%%

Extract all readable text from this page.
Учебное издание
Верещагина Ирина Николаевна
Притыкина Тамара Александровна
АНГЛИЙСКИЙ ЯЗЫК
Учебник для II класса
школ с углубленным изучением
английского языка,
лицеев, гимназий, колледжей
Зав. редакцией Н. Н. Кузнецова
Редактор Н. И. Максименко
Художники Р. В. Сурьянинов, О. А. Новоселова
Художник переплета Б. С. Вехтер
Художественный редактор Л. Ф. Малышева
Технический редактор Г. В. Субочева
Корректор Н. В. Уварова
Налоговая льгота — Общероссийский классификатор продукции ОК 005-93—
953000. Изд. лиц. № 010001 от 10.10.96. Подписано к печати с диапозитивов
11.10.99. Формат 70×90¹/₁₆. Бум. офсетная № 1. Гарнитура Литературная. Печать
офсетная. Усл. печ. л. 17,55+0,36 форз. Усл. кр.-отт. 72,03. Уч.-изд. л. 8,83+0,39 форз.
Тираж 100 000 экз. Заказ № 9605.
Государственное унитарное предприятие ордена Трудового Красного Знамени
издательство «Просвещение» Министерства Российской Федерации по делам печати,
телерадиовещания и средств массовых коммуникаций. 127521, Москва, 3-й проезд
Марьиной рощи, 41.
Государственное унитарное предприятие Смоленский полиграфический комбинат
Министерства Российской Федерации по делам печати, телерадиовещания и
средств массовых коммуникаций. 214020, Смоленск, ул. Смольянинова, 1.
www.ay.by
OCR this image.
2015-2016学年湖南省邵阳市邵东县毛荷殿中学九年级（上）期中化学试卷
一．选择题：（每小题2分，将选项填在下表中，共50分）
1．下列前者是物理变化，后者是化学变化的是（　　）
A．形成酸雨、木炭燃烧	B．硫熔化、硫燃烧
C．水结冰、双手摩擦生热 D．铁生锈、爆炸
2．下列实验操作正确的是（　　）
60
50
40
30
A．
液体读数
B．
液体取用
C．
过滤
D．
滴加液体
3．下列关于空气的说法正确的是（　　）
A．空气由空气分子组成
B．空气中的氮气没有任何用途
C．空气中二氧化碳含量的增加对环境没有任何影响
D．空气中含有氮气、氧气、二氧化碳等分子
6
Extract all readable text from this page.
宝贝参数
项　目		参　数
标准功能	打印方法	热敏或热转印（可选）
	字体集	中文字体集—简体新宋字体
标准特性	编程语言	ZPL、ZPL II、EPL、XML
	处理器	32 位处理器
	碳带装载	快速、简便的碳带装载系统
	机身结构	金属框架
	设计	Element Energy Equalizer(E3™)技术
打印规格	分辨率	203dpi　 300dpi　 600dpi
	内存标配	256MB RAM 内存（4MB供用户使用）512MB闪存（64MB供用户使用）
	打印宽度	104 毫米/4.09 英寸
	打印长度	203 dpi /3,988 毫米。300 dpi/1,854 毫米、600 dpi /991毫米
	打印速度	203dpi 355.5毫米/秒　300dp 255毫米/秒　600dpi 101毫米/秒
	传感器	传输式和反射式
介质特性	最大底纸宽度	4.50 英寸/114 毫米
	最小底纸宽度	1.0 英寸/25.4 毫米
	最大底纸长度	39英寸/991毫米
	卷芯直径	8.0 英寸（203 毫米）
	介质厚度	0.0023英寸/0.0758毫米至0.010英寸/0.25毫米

%%

> **WHAT IS EXPECTED**
Of the lines in the records, how many contain the word "Федерации"? Answer with the number and nothing else.

> **COMPLETE OUTPUT**
2